(Dataset records)
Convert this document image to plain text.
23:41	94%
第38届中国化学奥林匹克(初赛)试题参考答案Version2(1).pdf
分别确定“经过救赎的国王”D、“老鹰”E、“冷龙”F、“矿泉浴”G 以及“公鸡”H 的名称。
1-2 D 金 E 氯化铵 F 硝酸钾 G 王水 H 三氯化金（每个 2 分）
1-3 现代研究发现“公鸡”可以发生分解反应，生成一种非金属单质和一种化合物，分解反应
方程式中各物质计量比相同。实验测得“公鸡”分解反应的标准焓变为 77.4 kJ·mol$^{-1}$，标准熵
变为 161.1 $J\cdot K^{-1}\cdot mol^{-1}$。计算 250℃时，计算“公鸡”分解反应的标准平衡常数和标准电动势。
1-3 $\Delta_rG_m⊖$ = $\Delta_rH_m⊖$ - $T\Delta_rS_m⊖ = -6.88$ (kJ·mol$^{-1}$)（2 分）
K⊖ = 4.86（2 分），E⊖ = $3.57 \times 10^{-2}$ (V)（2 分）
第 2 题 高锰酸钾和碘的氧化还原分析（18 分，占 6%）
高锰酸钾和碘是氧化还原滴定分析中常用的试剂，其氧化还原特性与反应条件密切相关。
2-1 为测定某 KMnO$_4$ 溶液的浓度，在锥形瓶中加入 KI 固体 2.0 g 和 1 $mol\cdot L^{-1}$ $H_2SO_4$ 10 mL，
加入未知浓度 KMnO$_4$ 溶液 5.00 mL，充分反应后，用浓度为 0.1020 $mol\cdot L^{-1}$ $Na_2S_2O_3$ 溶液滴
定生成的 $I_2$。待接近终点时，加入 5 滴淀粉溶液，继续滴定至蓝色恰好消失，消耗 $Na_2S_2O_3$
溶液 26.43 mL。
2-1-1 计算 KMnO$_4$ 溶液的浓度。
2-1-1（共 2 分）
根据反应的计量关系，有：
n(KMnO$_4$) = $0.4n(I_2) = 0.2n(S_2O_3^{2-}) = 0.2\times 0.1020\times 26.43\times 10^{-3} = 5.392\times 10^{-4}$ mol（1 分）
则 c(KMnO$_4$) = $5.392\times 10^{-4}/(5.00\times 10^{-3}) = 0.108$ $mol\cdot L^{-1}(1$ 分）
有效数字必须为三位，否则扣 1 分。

# WORK TO COMPLETE:
Every line of the material must be returned exactly as it appears.

# ANSWER BELOW:
Convert this document image to plain text.
23:41	94%
第38届中国化学奥林匹克(初赛)试题参考答案Version2(1).pdf
分别确定“经过救赎的国王”D、“老鹰”E、“冷龙”F、“矿泉浴”G 以及“公鸡”H 的名称。
1-2 D 金 E 氯化铵 F 硝酸钾 G 王水 H 三氯化金（每个 2 分）
1-3 现代研究发现“公鸡”可以发生分解反应，生成一种非金属单质和一种化合物，分解反应
方程式中各物质计量比相同。实验测得“公鸡”分解反应的标准焓变为 77.4 kJ·mol$^{-1}$，标准熵
变为 161.1 $J\cdot K^{-1}\cdot mol^{-1}$。计算 250℃时，计算“公鸡”分解反应的标准平衡常数和标准电动势。
1-3 $\Delta_rG_m⊖$ = $\Delta_rH_m⊖$ - $T\Delta_rS_m⊖ = -6.88$ (kJ·mol$^{-1}$)（2 分）
K⊖ = 4.86（2 分），E⊖ = $3.57 \times 10^{-2}$ (V)（2 分）
第 2 题 高锰酸钾和碘的氧化还原分析（18 分，占 6%）
高锰酸钾和碘是氧化还原滴定分析中常用的试剂，其氧化还原特性与反应条件密切相关。
2-1 为测定某 KMnO$_4$ 溶液的浓度，在锥形瓶中加入 KI 固体 2.0 g 和 1 $mol\cdot L^{-1}$ $H_2SO_4$ 10 mL，
加入未知浓度 KMnO$_4$ 溶液 5.00 mL，充分反应后，用浓度为 0.1020 $mol\cdot L^{-1}$ $Na_2S_2O_3$ 溶液滴
定生成的 $I_2$。待接近终点时，加入 5 滴淀粉溶液，继续滴定至蓝色恰好消失，消耗 $Na_2S_2O_3$
溶液 26.43 mL。
2-1-1 计算 KMnO$_4$ 溶液的浓度。
2-1-1（共 2 分）
根据反应的计量关系，有：
n(KMnO$_4$) = $0.4n(I_2) = 0.2n(S_2O_3^{2-}) = 0.2\times 0.1020\times 26.43\times 10^{-3} = 5.392\times 10^{-4}$ mol（1 分）
则 c(KMnO$_4$) = $5.392\times 10^{-4}/(5.00\times 10^{-3}) = 0.108$ $mol\cdot L^{-1}(1$ 分）
有效数字必须为三位，否则扣 1 分。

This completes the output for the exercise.